--- Exercise prompt ---
Every line below that contains "JSON" is to be copied.

--------

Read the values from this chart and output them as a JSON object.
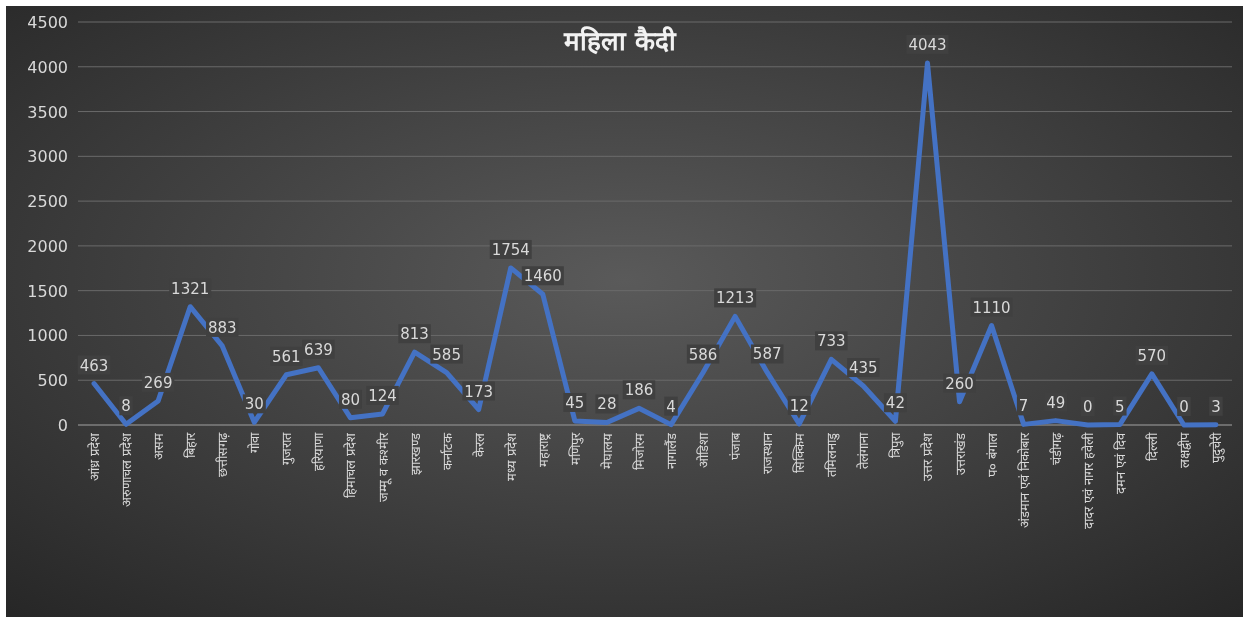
{
  "chart_data": {
    "type": "line",
    "title": "महिला कैदी",
    "categories": [
      "आंध्र प्रदेश",
      "अरुणाचल प्रदेश",
      "असम",
      "बिहार",
      "छत्तीसगढ़",
      "गोवा",
      "गुजरात",
      "हरियाणा",
      "हिमाचल प्रदेश",
      "जम्मू व कश्मीर",
      "झारखण्ड",
      "कर्नाटक",
      "केरल",
      "मध्य प्रदेश",
      "महाराष्ट्र",
      "मणिपुर",
      "मेघालय",
      "मिजोरम",
      "नागालैंड",
      "ओडिशा",
      "पंजाब",
      "राजस्थान",
      "सिक्किम",
      "तमिलनाडु",
      "तेलंगाना",
      "त्रिपुरा",
      "उत्तर प्रदेश",
      "उत्तराखंड",
      "प० बंगाल",
      "अंडमान एवं निकोबार",
      "चंडीगढ़",
      "दादर एवं नागर हवेली",
      "दमन एवं दिव",
      "दिल्ली",
      "लक्षद्वीप",
      "पुदुचेरी"
    ],
    "values": [
      463,
      8,
      269,
      1321,
      883,
      30,
      561,
      639,
      80,
      124,
      813,
      585,
      173,
      1754,
      1460,
      45,
      28,
      186,
      4,
      586,
      1213,
      587,
      12,
      733,
      435,
      42,
      4043,
      260,
      1110,
      7,
      49,
      0,
      5,
      570,
      0,
      3
    ],
    "color": "#4472c4",
    "ylim": [
      0,
      4500
    ],
    "yticks": [
      0,
      500,
      1000,
      1500,
      2000,
      2500,
      3000,
      3500,
      4000,
      4500
    ],
    "grid": "y",
    "data_labels": true,
    "marker": "none",
    "line_style": "solid"
  }
}
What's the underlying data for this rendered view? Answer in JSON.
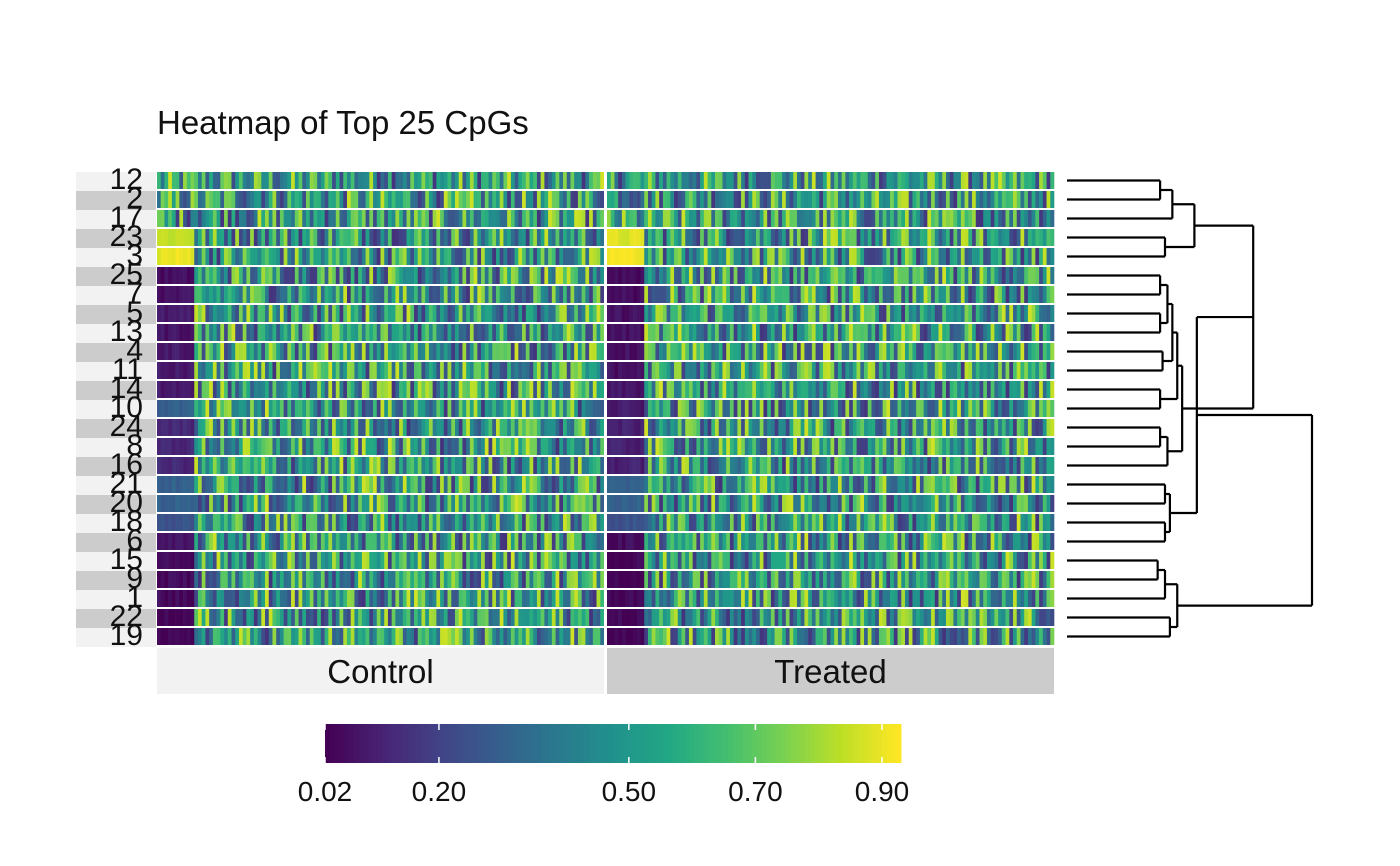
{
  "chart_data": {
    "type": "heatmap",
    "title": "Heatmap of Top 25 CpGs",
    "row_labels": [
      "12",
      "2",
      "17",
      "23",
      "3",
      "25",
      "7",
      "5",
      "13",
      "4",
      "11",
      "14",
      "10",
      "24",
      "8",
      "16",
      "21",
      "20",
      "18",
      "6",
      "15",
      "9",
      "1",
      "22",
      "19"
    ],
    "row_label_band_colors": [
      "#f2f2f2",
      "#cccccc"
    ],
    "column_groups": [
      {
        "label": "Control",
        "band_color": "#f2f2f2"
      },
      {
        "label": "Treated",
        "band_color": "#cccccc"
      }
    ],
    "columns_per_group": 120,
    "value_range": [
      0.02,
      0.93
    ],
    "colorbar": {
      "colorscale": "viridis",
      "tick_labels": [
        "0.02",
        "0.20",
        "0.50",
        "0.70",
        "0.90"
      ],
      "tick_values": [
        0.02,
        0.2,
        0.5,
        0.7,
        0.9
      ],
      "range": [
        0.02,
        0.93
      ]
    },
    "row_patterns": [
      {
        "row": "12",
        "Control_lead": null,
        "Treated_lead": null
      },
      {
        "row": "2",
        "Control_lead": null,
        "Treated_lead": null
      },
      {
        "row": "17",
        "Control_lead": null,
        "Treated_lead": null
      },
      {
        "row": "23",
        "Control_lead": 0.85,
        "Treated_lead": 0.88
      },
      {
        "row": "3",
        "Control_lead": 0.9,
        "Treated_lead": 0.92
      },
      {
        "row": "25",
        "Control_lead": 0.05,
        "Treated_lead": 0.05
      },
      {
        "row": "7",
        "Control_lead": 0.06,
        "Treated_lead": 0.05
      },
      {
        "row": "5",
        "Control_lead": 0.08,
        "Treated_lead": 0.06
      },
      {
        "row": "13",
        "Control_lead": 0.07,
        "Treated_lead": 0.06
      },
      {
        "row": "4",
        "Control_lead": 0.08,
        "Treated_lead": 0.06
      },
      {
        "row": "11",
        "Control_lead": 0.08,
        "Treated_lead": 0.06
      },
      {
        "row": "14",
        "Control_lead": 0.08,
        "Treated_lead": 0.07
      },
      {
        "row": "10",
        "Control_lead": 0.3,
        "Treated_lead": 0.08
      },
      {
        "row": "24",
        "Control_lead": 0.12,
        "Treated_lead": 0.1
      },
      {
        "row": "8",
        "Control_lead": 0.12,
        "Treated_lead": 0.1
      },
      {
        "row": "16",
        "Control_lead": 0.12,
        "Treated_lead": 0.1
      },
      {
        "row": "21",
        "Control_lead": 0.3,
        "Treated_lead": 0.3
      },
      {
        "row": "20",
        "Control_lead": 0.3,
        "Treated_lead": 0.3
      },
      {
        "row": "18",
        "Control_lead": 0.25,
        "Treated_lead": 0.25
      },
      {
        "row": "6",
        "Control_lead": 0.06,
        "Treated_lead": 0.05
      },
      {
        "row": "15",
        "Control_lead": 0.05,
        "Treated_lead": 0.03
      },
      {
        "row": "9",
        "Control_lead": 0.04,
        "Treated_lead": 0.03
      },
      {
        "row": "1",
        "Control_lead": 0.04,
        "Treated_lead": 0.03
      },
      {
        "row": "22",
        "Control_lead": 0.04,
        "Treated_lead": 0.03
      },
      {
        "row": "19",
        "Control_lead": 0.02,
        "Treated_lead": 0.02
      }
    ],
    "dendrogram": {
      "orientation": "rows",
      "merges": [
        [
          0,
          1,
          0.1
        ],
        [
          3,
          4,
          0.1
        ],
        [
          5,
          6,
          0.08
        ],
        [
          7,
          8,
          0.08
        ],
        [
          9,
          10,
          0.05
        ],
        [
          11,
          12,
          0.1
        ],
        [
          13,
          14,
          0.1
        ],
        [
          16,
          17,
          0.05
        ],
        [
          18,
          19,
          0.05
        ],
        [
          20,
          21,
          0.1
        ],
        [
          22,
          23,
          0.1
        ]
      ],
      "height_max": 1.0
    }
  }
}
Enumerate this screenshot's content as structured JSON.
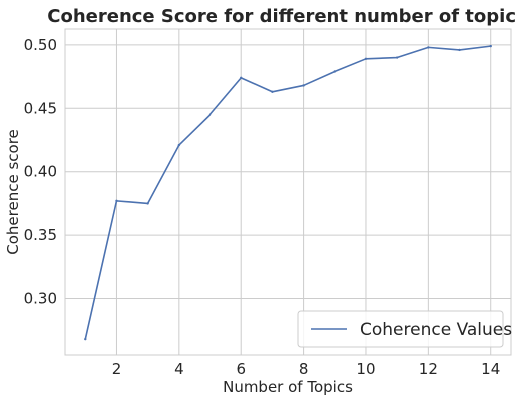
{
  "chart_data": {
    "type": "line",
    "title": "Coherence Score for different number of topics",
    "xlabel": "Number of Topics",
    "ylabel": "Coherence score",
    "xlim": [
      0.35,
      14.65
    ],
    "ylim": [
      0.2555,
      0.5125
    ],
    "xticks": [
      2,
      4,
      6,
      8,
      10,
      12,
      14
    ],
    "xtick_labels": [
      "2",
      "4",
      "6",
      "8",
      "10",
      "12",
      "14"
    ],
    "yticks": [
      0.3,
      0.35,
      0.4,
      0.45,
      0.5
    ],
    "ytick_labels": [
      "0.30",
      "0.35",
      "0.40",
      "0.45",
      "0.50"
    ],
    "grid": true,
    "legend_position": "lower-right",
    "series": [
      {
        "name": "Coherence Values",
        "color": "#4c72b0",
        "x": [
          1,
          2,
          3,
          4,
          5,
          6,
          7,
          8,
          9,
          10,
          11,
          12,
          13,
          14
        ],
        "y": [
          0.268,
          0.377,
          0.375,
          0.421,
          0.445,
          0.474,
          0.463,
          0.468,
          0.479,
          0.489,
          0.49,
          0.498,
          0.496,
          0.499
        ]
      }
    ]
  }
}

--------

--- Output below ---
Read the values from this chart and output them as a JSON object.
What's the underlying data for this rendered view? Answer in JSON.
Enumerate this screenshot's content as structured JSON.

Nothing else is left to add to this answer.